The task: Copy each line of the material below that includes the string "heading".

Records contained in a dataset:
** begin **
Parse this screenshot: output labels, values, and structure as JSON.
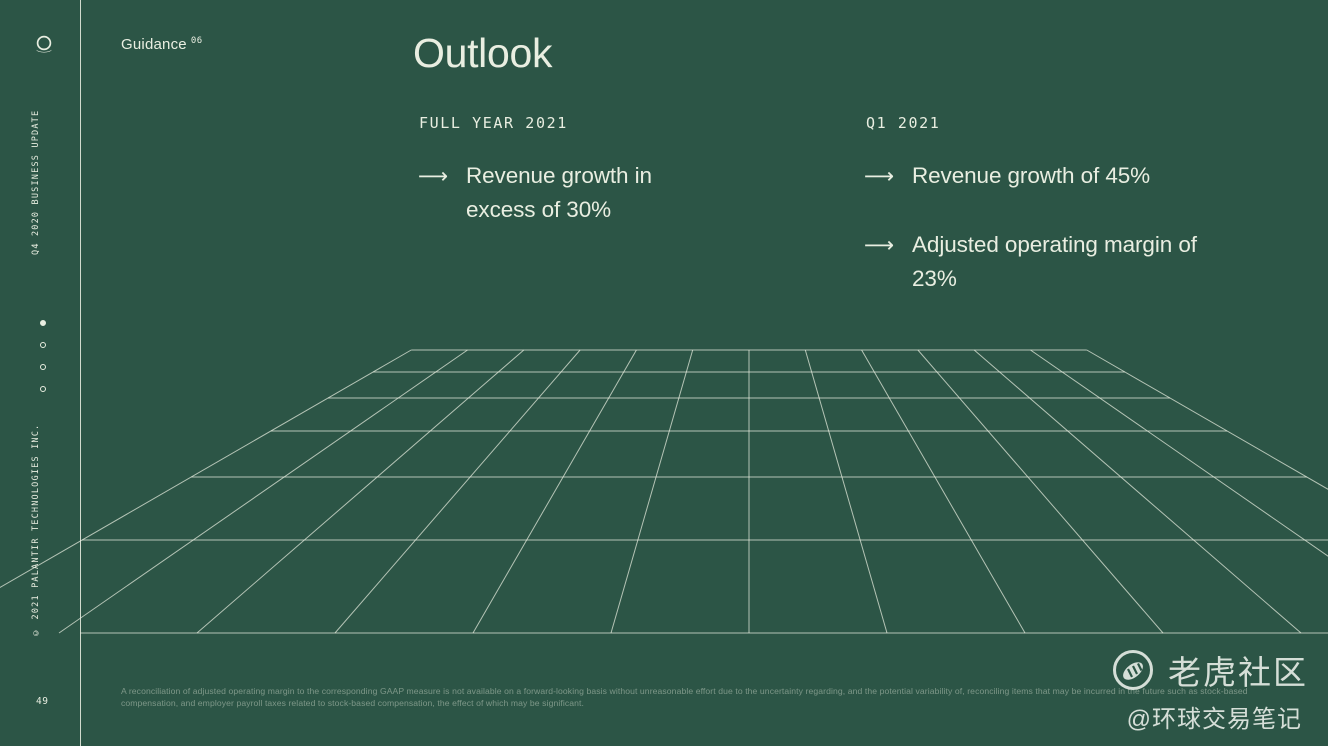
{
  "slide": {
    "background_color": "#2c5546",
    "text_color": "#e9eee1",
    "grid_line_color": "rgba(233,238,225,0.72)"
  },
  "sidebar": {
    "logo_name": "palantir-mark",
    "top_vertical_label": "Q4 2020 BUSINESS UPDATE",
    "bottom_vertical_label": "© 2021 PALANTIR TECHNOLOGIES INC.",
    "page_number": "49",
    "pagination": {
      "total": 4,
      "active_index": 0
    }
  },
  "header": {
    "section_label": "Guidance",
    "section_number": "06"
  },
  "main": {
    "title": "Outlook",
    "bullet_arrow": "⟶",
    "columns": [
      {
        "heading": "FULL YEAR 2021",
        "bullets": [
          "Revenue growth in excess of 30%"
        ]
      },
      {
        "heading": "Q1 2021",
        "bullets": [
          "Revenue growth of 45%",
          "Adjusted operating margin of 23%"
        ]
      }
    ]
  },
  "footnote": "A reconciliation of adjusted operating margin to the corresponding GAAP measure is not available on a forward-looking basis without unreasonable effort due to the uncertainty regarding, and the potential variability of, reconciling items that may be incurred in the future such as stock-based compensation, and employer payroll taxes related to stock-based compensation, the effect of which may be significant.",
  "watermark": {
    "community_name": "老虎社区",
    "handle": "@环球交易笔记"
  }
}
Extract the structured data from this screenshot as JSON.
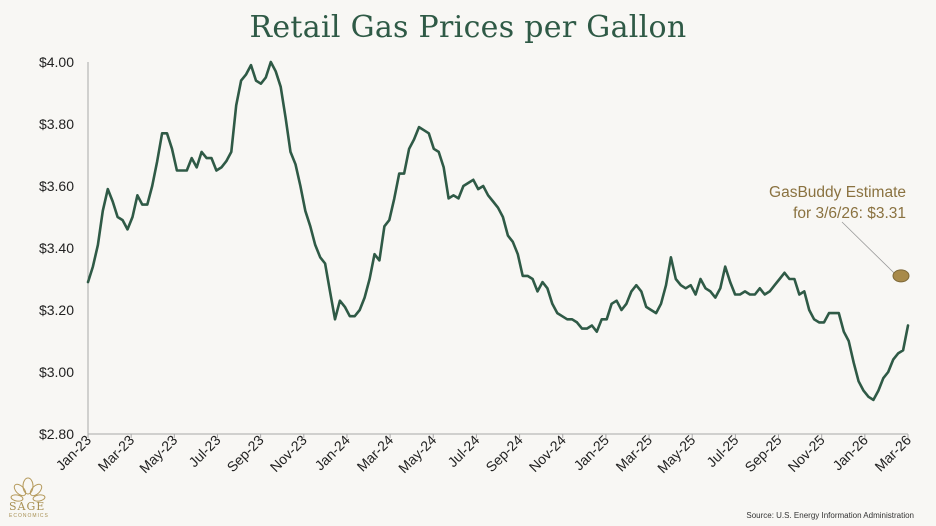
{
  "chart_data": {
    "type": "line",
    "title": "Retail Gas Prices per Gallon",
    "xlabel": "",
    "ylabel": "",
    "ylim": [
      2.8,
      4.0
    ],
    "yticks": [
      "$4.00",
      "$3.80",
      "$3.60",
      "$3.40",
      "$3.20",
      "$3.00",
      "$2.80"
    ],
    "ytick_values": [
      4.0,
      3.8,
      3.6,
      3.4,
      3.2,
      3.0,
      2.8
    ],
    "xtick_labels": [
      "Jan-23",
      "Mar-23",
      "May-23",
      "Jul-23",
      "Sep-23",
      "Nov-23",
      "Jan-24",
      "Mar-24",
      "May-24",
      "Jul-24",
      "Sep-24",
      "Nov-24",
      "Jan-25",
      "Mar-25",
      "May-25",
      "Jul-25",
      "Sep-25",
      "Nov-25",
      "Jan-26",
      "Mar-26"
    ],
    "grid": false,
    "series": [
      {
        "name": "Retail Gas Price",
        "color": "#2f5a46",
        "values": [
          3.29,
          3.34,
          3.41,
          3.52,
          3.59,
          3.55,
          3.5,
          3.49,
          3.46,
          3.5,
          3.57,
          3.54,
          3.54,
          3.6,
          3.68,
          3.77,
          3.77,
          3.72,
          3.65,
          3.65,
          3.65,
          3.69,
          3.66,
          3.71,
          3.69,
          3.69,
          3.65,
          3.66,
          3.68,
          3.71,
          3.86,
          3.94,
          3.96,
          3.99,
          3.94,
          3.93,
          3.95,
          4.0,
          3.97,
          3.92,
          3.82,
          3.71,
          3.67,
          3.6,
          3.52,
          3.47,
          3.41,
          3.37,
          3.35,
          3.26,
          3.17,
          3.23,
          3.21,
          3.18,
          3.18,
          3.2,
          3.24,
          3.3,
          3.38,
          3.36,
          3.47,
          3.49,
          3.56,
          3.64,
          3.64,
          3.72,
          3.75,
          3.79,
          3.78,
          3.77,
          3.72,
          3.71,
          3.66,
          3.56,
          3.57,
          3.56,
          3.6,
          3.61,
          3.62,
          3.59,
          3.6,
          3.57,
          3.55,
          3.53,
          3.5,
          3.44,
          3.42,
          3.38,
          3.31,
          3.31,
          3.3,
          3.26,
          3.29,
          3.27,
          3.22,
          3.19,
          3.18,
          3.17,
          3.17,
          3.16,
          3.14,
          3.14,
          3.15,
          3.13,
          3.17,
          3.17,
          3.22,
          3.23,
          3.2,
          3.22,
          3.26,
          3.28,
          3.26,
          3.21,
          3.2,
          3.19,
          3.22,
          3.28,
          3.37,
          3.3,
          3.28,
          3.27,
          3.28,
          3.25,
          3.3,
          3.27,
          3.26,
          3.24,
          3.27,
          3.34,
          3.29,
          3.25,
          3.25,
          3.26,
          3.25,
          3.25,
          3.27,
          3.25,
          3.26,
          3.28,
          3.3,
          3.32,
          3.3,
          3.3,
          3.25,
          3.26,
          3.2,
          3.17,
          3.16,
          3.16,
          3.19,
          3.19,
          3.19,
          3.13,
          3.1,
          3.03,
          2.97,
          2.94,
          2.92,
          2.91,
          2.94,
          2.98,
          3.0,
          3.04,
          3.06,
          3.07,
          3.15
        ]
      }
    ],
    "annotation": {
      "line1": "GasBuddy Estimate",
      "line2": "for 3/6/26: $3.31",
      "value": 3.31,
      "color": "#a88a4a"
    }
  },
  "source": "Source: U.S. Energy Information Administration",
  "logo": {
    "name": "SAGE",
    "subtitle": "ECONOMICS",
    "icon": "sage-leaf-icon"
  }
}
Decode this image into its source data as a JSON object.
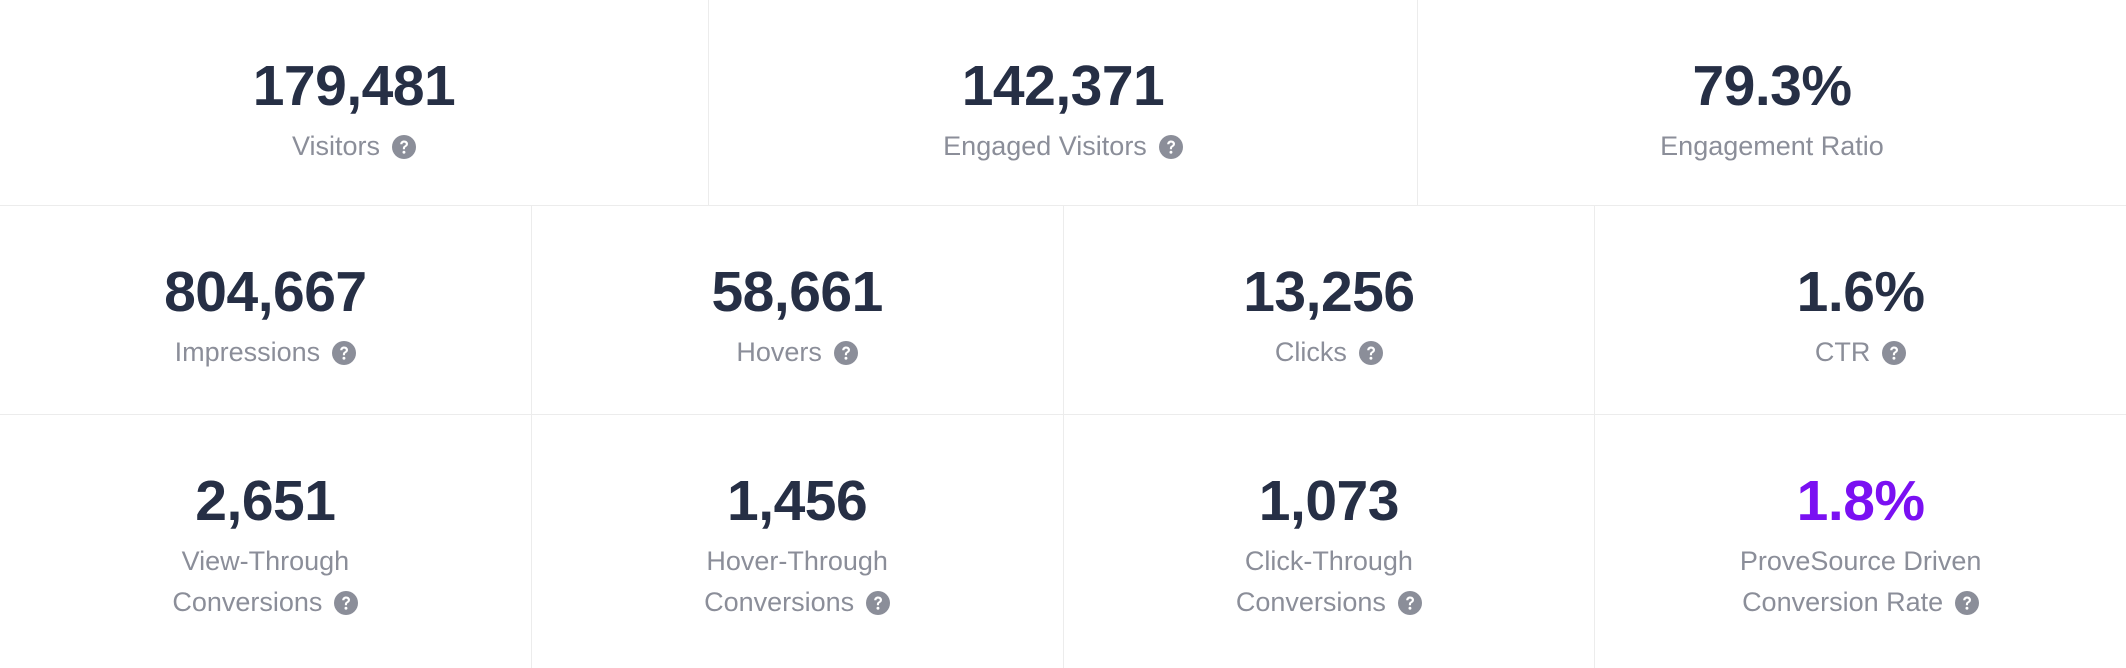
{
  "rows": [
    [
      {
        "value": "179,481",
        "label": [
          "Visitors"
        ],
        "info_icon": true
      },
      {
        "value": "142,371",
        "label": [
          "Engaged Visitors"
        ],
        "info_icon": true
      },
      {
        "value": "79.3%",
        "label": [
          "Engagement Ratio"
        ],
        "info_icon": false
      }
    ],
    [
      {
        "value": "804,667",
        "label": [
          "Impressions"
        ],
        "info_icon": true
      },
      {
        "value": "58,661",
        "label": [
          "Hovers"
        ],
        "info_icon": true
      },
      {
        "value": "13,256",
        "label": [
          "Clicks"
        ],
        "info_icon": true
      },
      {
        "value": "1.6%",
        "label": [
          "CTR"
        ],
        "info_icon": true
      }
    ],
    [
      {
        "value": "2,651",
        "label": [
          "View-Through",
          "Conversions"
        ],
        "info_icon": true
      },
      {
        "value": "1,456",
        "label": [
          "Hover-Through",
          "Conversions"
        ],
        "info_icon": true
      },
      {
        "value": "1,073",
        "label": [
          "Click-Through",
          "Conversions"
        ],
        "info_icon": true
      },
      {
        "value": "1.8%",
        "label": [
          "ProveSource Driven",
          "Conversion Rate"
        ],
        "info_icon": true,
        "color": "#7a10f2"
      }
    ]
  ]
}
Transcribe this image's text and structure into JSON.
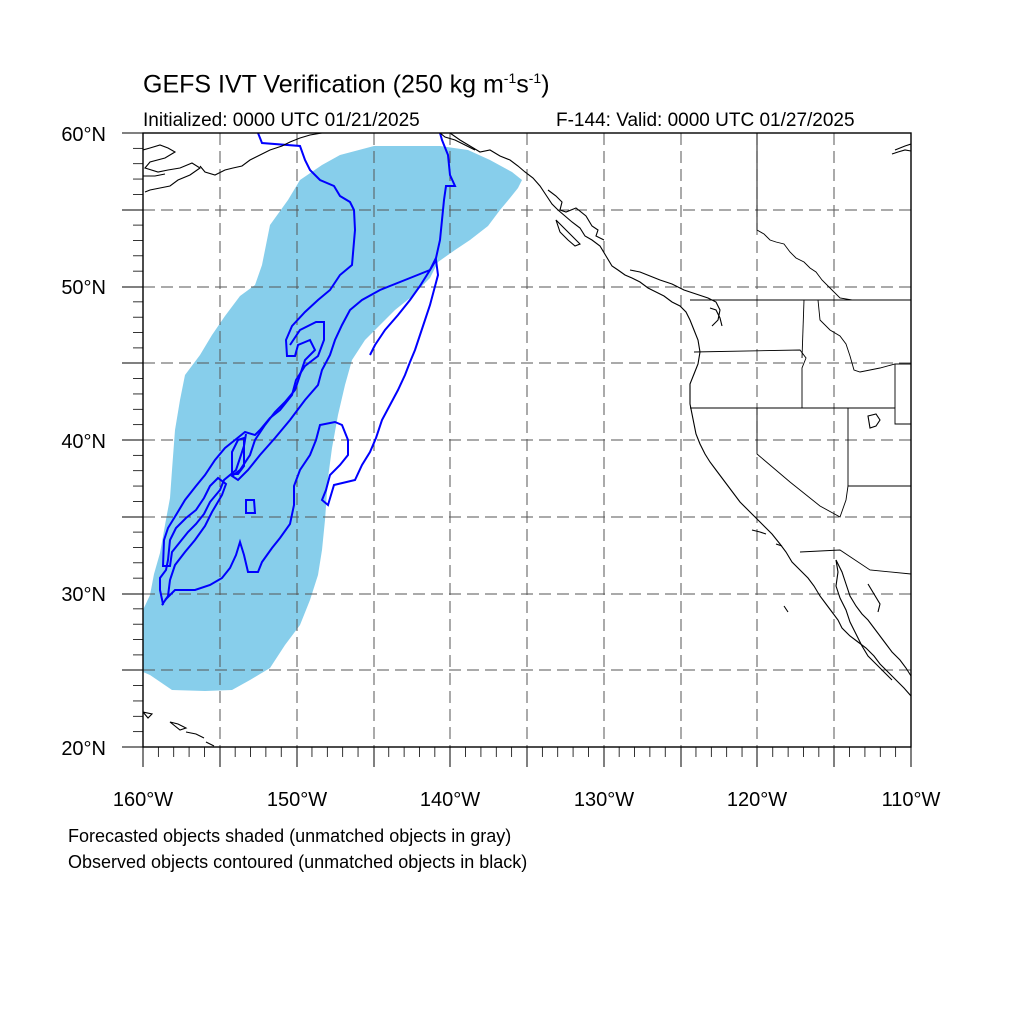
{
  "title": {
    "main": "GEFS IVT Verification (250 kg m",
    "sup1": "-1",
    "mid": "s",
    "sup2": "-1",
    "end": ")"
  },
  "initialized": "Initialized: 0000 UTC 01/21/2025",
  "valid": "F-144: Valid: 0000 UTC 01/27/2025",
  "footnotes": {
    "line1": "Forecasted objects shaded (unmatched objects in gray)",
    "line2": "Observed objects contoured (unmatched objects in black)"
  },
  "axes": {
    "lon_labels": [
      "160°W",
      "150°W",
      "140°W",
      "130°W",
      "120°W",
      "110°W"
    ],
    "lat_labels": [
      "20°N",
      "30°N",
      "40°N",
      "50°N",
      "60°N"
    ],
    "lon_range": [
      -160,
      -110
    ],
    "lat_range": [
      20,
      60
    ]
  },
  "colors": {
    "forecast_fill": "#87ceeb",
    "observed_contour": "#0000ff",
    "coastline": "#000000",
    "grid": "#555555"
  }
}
** end **
Completed task:
        "heading": "FULL YEAR 2021",
        "heading": "Q1 2021",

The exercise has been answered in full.